(Entries with figure data)
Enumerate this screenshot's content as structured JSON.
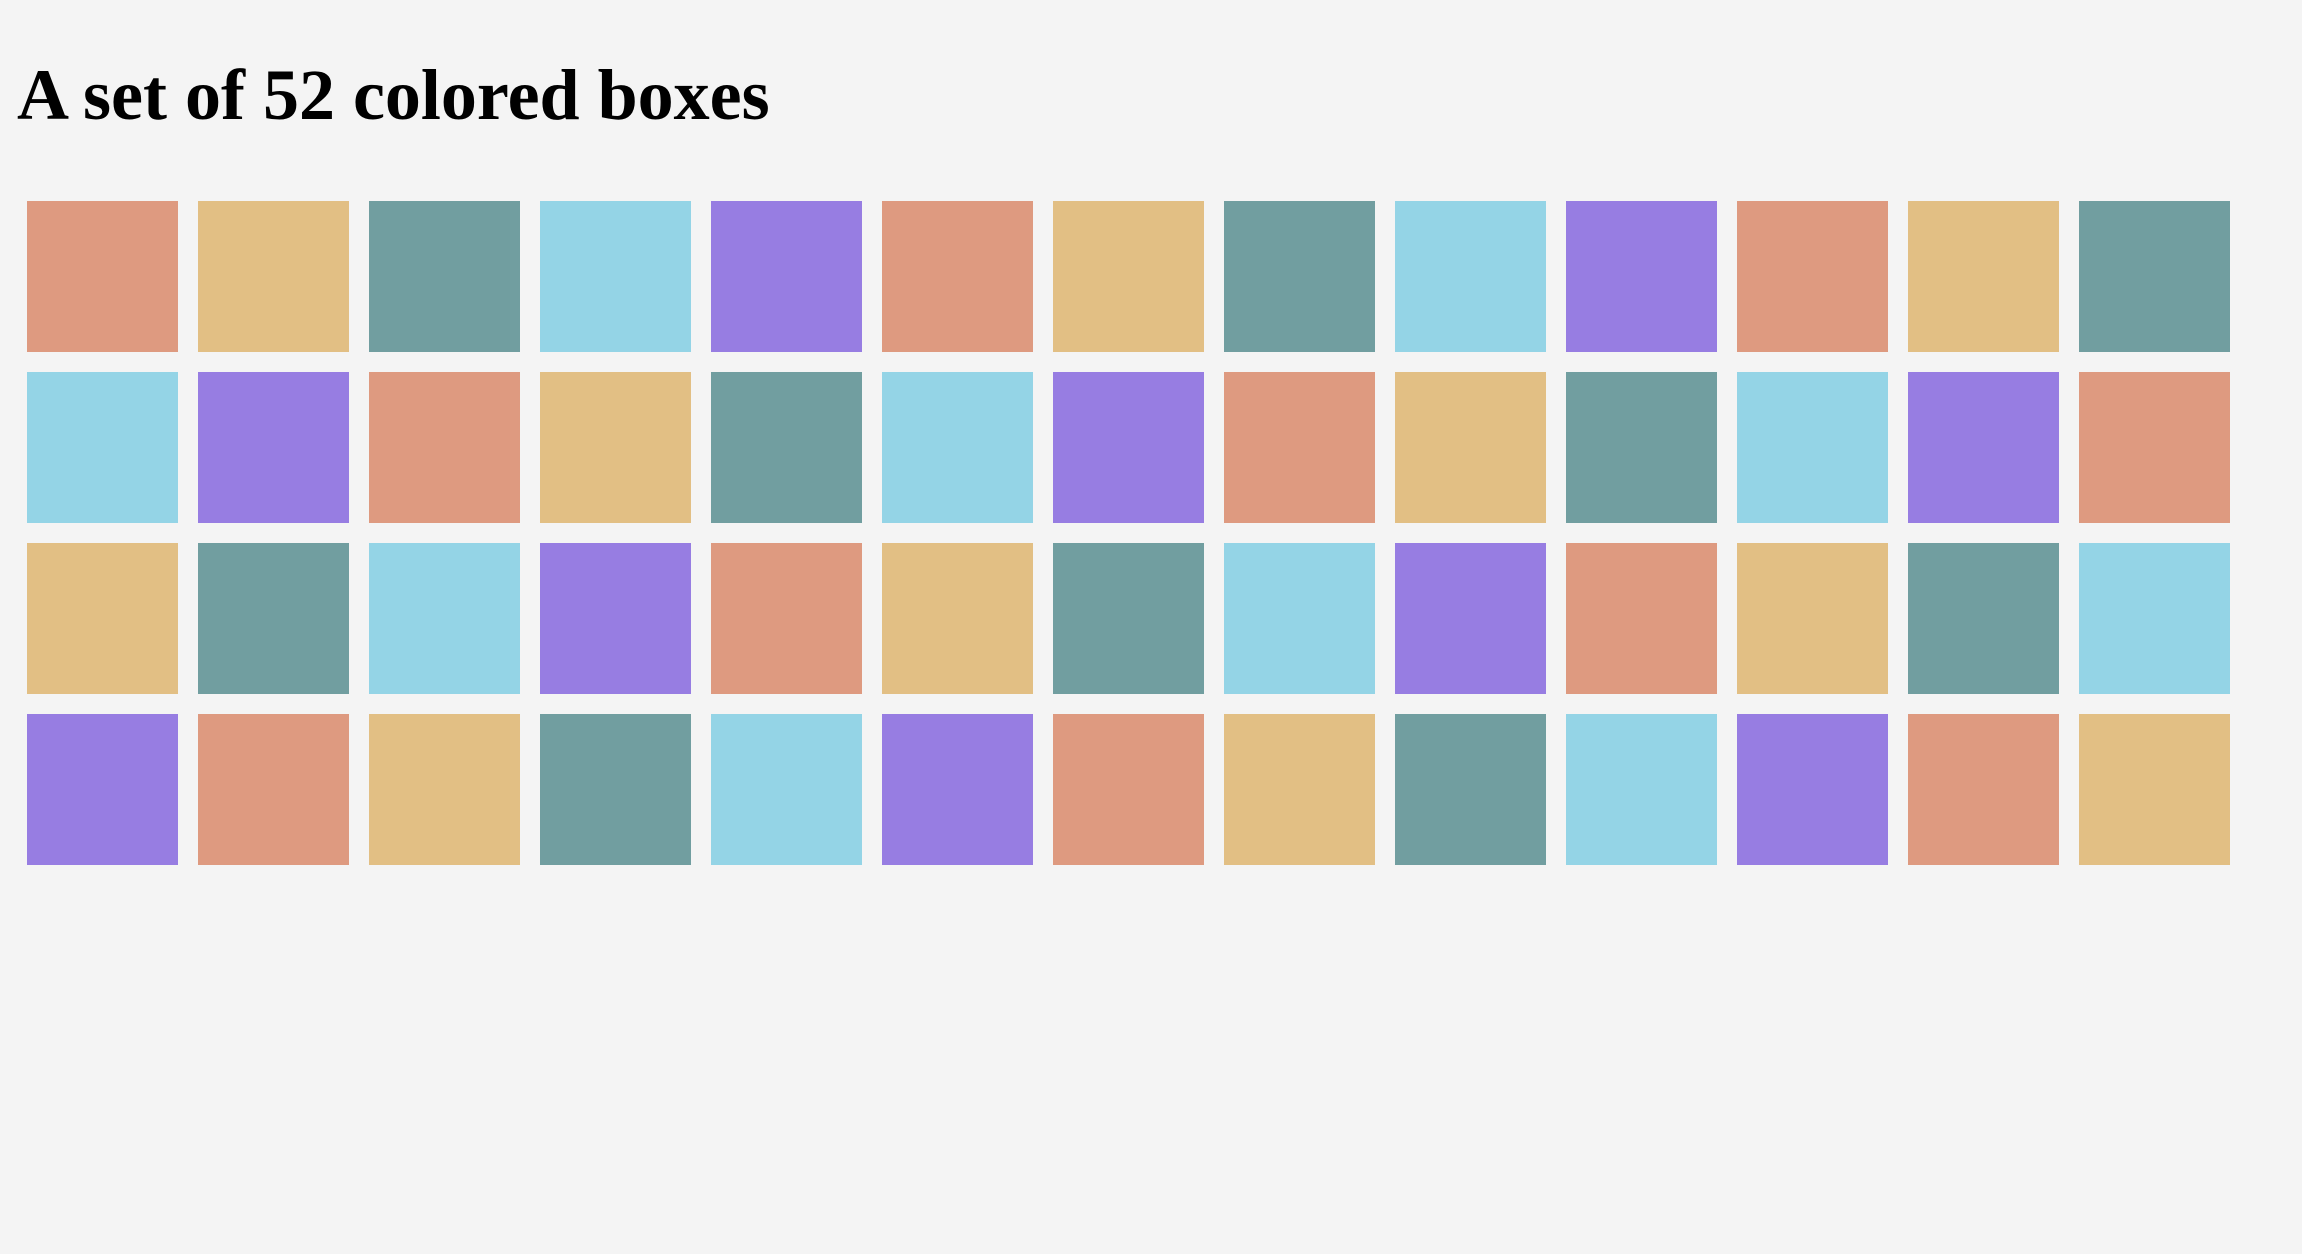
{
  "page": {
    "title": "A set of 52 colored boxes"
  },
  "palette": {
    "salmon": "#de9a80",
    "sand": "#e2bf84",
    "teal": "#719ea0",
    "sky": "#94d4e6",
    "violet": "#977de2"
  },
  "boxes": [
    "salmon",
    "sand",
    "teal",
    "sky",
    "violet",
    "salmon",
    "sand",
    "teal",
    "sky",
    "violet",
    "salmon",
    "sand",
    "teal",
    "sky",
    "violet",
    "salmon",
    "sand",
    "teal",
    "sky",
    "violet",
    "salmon",
    "sand",
    "teal",
    "sky",
    "violet",
    "salmon",
    "sand",
    "teal",
    "sky",
    "violet",
    "salmon",
    "sand",
    "teal",
    "sky",
    "violet",
    "salmon",
    "sand",
    "teal",
    "sky",
    "violet",
    "salmon",
    "sand",
    "teal",
    "sky",
    "violet",
    "salmon",
    "sand",
    "teal",
    "sky",
    "violet",
    "salmon",
    "sand"
  ]
}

#### TASK REQUIREMENTS
Each line holding "boxes" must be found and copied.

#### SOLUTION TO THE PROBLEM
    "title": "A set of 52 colored boxes"
  "boxes": [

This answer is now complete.